• Directions for this task:
Report each row in which the string "name" appears, copying the whole row. Matching is case-sensitive.

::: Records shown :::

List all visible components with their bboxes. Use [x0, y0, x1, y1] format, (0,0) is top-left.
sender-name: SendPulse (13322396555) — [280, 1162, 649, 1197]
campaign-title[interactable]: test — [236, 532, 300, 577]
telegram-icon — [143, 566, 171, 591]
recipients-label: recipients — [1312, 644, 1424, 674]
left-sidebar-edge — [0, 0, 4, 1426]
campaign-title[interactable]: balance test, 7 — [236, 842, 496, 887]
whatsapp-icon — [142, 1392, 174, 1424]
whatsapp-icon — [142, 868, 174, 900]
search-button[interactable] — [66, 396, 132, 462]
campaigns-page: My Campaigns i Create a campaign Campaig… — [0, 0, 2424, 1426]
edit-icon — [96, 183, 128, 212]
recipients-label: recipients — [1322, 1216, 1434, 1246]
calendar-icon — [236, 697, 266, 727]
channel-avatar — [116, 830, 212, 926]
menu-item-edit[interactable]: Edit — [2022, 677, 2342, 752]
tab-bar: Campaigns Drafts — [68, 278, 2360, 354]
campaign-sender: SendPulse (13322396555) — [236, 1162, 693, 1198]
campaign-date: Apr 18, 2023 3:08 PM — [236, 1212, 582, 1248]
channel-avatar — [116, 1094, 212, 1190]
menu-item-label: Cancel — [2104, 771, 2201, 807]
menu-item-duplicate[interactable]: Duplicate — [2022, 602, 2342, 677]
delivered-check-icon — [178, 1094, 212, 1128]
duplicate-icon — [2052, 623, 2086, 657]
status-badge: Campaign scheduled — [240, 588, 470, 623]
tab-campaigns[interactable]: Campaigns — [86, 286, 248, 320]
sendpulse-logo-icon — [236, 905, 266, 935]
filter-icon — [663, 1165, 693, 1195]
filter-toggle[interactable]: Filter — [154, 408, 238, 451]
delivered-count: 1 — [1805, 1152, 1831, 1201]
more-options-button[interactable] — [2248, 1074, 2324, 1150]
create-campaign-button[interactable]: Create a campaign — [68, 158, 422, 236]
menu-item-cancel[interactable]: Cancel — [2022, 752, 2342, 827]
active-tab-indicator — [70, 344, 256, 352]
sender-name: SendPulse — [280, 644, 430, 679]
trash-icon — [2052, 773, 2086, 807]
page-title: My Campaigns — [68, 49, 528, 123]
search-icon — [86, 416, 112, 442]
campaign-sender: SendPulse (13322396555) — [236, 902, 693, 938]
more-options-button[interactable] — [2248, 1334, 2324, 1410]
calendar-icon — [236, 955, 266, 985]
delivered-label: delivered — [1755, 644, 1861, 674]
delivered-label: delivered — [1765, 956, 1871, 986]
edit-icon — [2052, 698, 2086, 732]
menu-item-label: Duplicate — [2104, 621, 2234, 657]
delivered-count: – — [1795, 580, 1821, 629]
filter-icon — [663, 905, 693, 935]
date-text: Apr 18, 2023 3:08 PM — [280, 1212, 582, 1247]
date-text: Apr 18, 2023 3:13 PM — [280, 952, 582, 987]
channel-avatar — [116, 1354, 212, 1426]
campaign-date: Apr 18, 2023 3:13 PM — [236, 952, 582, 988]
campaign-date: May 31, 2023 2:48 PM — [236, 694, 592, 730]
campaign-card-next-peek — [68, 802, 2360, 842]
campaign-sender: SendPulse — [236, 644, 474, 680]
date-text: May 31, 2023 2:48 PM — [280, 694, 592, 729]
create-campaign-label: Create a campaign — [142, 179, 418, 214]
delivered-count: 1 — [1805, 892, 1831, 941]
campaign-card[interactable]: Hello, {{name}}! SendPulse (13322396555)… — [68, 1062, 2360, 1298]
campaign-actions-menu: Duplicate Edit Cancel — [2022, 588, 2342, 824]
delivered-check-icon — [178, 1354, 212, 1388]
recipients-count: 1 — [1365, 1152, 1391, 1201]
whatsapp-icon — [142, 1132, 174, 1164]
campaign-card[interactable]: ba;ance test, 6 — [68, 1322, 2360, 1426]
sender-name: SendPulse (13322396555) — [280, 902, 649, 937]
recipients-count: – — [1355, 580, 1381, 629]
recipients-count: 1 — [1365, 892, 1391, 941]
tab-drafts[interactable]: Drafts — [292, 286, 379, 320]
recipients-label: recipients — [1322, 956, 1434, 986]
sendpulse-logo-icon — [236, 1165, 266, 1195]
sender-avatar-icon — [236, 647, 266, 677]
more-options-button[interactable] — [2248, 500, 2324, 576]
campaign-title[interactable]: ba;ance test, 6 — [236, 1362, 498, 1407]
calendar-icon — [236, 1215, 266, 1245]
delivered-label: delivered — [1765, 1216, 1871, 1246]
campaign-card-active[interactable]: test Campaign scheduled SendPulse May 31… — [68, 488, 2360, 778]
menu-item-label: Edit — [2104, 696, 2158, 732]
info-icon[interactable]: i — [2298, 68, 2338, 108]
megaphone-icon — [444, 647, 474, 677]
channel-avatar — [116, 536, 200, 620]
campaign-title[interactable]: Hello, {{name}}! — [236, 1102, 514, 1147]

:::

• The response:
sender-name: SendPulse (13322396555) — [280, 1162, 649, 1197]
sender-name: SendPulse — [280, 644, 430, 679]
campaign-card[interactable]: Hello, {{name}}! SendPulse (13322396555)… — [68, 1062, 2360, 1298]
sender-name: SendPulse (13322396555) — [280, 902, 649, 937]
campaign-title[interactable]: Hello, {{name}}! — [236, 1102, 514, 1147]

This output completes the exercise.